Problem to work on –
Copy out the line containing "Output the text content of this document." and each line after it, through the last one in the material, exactly as written.

Stored records –
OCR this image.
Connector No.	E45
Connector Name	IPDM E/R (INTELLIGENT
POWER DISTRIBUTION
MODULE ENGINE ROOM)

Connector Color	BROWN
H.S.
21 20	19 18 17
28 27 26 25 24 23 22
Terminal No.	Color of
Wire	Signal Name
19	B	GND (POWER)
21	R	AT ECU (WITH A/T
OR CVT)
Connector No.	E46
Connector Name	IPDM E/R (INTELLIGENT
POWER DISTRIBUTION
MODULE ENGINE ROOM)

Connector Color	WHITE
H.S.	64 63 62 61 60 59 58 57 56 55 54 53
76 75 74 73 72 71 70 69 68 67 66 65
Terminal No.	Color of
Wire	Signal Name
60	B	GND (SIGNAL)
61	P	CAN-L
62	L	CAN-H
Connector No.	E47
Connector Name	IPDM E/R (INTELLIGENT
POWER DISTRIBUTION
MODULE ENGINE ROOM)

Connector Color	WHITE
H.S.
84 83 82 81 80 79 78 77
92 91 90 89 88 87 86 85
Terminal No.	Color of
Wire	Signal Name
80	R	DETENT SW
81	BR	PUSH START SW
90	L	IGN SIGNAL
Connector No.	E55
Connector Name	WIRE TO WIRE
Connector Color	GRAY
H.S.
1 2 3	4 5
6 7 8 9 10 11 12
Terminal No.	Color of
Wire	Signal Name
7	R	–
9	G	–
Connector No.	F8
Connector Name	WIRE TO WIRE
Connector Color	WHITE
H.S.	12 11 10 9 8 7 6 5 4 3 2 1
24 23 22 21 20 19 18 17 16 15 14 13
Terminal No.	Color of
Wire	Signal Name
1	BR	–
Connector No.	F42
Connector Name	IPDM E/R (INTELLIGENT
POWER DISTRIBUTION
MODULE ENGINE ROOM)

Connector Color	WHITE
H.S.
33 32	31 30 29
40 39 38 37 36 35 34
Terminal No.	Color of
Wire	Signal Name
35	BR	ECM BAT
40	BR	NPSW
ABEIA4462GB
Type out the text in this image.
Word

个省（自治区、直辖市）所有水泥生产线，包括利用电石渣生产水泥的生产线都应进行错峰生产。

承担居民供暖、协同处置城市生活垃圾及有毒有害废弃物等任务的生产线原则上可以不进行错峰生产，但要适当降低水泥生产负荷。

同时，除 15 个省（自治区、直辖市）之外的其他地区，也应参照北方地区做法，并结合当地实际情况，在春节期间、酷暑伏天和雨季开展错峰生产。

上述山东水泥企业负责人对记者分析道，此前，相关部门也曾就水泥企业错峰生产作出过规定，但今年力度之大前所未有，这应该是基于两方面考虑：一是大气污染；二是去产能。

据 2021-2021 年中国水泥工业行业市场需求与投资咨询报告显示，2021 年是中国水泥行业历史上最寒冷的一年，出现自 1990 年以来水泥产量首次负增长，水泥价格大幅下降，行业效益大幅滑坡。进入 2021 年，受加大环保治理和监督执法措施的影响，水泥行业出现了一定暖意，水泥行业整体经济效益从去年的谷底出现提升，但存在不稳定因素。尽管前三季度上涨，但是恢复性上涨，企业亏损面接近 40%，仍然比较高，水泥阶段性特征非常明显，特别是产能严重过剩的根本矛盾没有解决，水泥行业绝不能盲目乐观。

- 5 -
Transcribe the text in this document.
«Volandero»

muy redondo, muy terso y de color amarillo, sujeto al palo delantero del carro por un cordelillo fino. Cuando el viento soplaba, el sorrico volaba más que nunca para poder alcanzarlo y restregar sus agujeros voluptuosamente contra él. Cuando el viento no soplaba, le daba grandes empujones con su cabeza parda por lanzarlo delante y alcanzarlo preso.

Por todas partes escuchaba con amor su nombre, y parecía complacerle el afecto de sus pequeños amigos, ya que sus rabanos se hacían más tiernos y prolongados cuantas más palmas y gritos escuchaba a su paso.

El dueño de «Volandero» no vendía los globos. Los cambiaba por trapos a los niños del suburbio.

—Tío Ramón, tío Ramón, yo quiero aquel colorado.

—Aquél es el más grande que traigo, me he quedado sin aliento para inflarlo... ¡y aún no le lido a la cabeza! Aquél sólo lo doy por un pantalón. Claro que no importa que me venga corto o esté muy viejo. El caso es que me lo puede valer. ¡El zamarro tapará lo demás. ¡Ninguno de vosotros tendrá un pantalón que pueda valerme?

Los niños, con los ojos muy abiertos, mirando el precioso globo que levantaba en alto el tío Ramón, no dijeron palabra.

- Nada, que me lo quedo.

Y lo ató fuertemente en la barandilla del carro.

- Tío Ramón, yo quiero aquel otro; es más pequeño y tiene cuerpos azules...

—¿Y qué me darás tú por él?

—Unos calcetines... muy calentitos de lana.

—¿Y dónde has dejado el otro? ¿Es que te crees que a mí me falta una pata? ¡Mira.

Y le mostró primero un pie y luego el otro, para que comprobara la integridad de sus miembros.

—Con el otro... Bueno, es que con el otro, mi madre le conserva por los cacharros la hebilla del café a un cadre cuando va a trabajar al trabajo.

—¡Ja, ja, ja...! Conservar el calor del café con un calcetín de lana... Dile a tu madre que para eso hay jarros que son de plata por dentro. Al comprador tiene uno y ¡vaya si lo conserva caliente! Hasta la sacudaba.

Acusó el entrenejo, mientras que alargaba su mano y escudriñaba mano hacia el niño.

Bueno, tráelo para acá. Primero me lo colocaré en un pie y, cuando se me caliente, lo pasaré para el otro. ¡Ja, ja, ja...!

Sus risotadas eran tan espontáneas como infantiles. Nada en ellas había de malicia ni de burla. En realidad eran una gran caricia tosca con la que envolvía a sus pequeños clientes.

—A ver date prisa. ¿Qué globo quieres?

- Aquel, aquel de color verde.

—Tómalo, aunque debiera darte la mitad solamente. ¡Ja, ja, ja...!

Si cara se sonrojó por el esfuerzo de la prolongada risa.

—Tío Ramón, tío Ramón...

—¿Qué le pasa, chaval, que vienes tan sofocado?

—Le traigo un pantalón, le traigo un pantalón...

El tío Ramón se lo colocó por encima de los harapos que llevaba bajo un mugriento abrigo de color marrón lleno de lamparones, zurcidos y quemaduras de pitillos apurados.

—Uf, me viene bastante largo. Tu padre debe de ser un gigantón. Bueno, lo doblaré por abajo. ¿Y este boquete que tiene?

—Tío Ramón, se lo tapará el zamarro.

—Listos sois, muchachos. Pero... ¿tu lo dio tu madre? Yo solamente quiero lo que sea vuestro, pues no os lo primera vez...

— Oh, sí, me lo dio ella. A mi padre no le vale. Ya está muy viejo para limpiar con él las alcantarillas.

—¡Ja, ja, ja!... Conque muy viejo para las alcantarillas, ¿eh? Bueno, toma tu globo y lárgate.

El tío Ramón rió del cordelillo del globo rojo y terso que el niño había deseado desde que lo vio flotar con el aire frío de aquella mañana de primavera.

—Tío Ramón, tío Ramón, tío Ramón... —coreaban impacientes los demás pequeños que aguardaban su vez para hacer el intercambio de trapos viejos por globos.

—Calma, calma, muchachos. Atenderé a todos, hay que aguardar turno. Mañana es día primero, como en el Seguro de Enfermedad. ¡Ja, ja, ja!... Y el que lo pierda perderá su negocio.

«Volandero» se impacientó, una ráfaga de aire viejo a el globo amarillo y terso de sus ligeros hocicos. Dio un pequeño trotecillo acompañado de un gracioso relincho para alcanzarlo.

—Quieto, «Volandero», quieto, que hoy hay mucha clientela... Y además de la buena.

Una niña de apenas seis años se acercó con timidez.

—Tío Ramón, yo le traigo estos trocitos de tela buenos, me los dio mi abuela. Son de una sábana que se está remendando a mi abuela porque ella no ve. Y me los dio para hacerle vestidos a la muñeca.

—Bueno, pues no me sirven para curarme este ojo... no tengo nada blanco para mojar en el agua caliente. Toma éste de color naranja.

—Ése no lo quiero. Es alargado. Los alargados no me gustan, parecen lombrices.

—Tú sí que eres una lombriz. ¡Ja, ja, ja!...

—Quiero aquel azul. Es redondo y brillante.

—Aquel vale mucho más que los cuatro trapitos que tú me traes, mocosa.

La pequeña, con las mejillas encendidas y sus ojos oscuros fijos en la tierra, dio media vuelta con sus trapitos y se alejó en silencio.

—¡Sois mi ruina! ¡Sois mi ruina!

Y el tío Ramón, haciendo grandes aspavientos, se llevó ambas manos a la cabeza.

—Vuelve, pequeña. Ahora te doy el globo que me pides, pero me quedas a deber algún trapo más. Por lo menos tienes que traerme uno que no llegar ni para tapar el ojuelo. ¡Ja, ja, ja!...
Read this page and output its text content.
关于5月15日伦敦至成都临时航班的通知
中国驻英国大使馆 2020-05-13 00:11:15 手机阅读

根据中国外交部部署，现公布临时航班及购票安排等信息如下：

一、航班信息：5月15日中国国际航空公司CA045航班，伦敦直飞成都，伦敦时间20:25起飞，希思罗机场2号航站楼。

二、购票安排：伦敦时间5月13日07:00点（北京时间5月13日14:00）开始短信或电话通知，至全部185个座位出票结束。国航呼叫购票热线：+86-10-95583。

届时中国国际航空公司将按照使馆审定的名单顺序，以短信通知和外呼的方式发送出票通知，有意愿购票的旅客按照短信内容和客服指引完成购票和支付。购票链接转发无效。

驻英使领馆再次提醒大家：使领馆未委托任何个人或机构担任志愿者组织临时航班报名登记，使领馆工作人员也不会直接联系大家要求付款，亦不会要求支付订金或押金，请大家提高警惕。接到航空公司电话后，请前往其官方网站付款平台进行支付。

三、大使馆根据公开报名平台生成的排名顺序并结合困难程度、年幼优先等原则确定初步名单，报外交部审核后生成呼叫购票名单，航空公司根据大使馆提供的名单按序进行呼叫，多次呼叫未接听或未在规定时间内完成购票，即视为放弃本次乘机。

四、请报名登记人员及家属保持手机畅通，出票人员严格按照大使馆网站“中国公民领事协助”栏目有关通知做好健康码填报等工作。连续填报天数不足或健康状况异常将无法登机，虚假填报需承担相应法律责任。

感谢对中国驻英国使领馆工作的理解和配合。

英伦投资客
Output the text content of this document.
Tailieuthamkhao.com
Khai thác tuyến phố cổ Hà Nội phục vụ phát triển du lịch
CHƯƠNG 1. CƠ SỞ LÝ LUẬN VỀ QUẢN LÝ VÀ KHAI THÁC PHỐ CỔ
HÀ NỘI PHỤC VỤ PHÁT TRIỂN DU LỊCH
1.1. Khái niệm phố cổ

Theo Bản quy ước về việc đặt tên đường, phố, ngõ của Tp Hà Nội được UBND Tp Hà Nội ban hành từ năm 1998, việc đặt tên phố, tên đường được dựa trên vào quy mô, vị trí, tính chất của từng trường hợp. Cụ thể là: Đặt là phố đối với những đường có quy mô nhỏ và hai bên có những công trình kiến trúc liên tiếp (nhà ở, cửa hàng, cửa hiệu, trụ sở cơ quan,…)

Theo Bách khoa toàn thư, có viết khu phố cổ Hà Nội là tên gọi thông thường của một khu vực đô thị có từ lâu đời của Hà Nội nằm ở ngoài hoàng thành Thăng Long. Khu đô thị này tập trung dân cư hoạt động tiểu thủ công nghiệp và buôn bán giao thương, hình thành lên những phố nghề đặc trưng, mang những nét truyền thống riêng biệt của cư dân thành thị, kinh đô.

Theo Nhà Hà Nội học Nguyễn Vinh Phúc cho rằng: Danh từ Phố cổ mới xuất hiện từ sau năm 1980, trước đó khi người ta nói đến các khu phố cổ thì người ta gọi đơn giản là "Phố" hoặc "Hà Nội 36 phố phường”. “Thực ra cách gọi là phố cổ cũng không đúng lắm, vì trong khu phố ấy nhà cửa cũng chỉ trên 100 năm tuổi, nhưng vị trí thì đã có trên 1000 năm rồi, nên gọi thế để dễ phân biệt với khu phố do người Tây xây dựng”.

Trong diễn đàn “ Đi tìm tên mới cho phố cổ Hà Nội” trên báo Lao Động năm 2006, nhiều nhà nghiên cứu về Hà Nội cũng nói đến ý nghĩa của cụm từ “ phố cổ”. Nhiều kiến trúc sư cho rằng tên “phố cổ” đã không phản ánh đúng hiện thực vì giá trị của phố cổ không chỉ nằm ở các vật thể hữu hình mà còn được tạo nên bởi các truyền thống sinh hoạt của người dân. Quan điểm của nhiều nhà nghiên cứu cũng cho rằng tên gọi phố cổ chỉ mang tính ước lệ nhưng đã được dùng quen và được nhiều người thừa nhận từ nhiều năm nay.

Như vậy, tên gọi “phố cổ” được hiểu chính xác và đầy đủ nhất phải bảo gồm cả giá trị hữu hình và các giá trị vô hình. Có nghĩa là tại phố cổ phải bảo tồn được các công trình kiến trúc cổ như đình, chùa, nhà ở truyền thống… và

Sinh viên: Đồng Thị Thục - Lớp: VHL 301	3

Finished answer –
Output the text content of this document.
Tailieuthamkhao.com
Khai thác tuyến phố cổ Hà Nội phục vụ phát triển du lịch
CHƯƠNG 1. CƠ SỞ LÝ LUẬN VỀ QUẢN LÝ VÀ KHAI THÁC PHỐ CỔ
HÀ NỘI PHỤC VỤ PHÁT TRIỂN DU LỊCH
1.1. Khái niệm phố cổ

Theo Bản quy ước về việc đặt tên đường, phố, ngõ của Tp Hà Nội được UBND Tp Hà Nội ban hành từ năm 1998, việc đặt tên phố, tên đường được dựa trên vào quy mô, vị trí, tính chất của từng trường hợp. Cụ thể là: Đặt là phố đối với những đường có quy mô nhỏ và hai bên có những công trình kiến trúc liên tiếp (nhà ở, cửa hàng, cửa hiệu, trụ sở cơ quan,…)

Theo Bách khoa toàn thư, có viết khu phố cổ Hà Nội là tên gọi thông thường của một khu vực đô thị có từ lâu đời của Hà Nội nằm ở ngoài hoàng thành Thăng Long. Khu đô thị này tập trung dân cư hoạt động tiểu thủ công nghiệp và buôn bán giao thương, hình thành lên những phố nghề đặc trưng, mang những nét truyền thống riêng biệt của cư dân thành thị, kinh đô.

Theo Nhà Hà Nội học Nguyễn Vinh Phúc cho rằng: Danh từ Phố cổ mới xuất hiện từ sau năm 1980, trước đó khi người ta nói đến các khu phố cổ thì người ta gọi đơn giản là "Phố" hoặc "Hà Nội 36 phố phường”. “Thực ra cách gọi là phố cổ cũng không đúng lắm, vì trong khu phố ấy nhà cửa cũng chỉ trên 100 năm tuổi, nhưng vị trí thì đã có trên 1000 năm rồi, nên gọi thế để dễ phân biệt với khu phố do người Tây xây dựng”.

Trong diễn đàn “ Đi tìm tên mới cho phố cổ Hà Nội” trên báo Lao Động năm 2006, nhiều nhà nghiên cứu về Hà Nội cũng nói đến ý nghĩa của cụm từ “ phố cổ”. Nhiều kiến trúc sư cho rằng tên “phố cổ” đã không phản ánh đúng hiện thực vì giá trị của phố cổ không chỉ nằm ở các vật thể hữu hình mà còn được tạo nên bởi các truyền thống sinh hoạt của người dân. Quan điểm của nhiều nhà nghiên cứu cũng cho rằng tên gọi phố cổ chỉ mang tính ước lệ nhưng đã được dùng quen và được nhiều người thừa nhận từ nhiều năm nay.

Như vậy, tên gọi “phố cổ” được hiểu chính xác và đầy đủ nhất phải bảo gồm cả giá trị hữu hình và các giá trị vô hình. Có nghĩa là tại phố cổ phải bảo tồn được các công trình kiến trúc cổ như đình, chùa, nhà ở truyền thống… và

Sinh viên: Đồng Thị Thục - Lớp: VHL 301	3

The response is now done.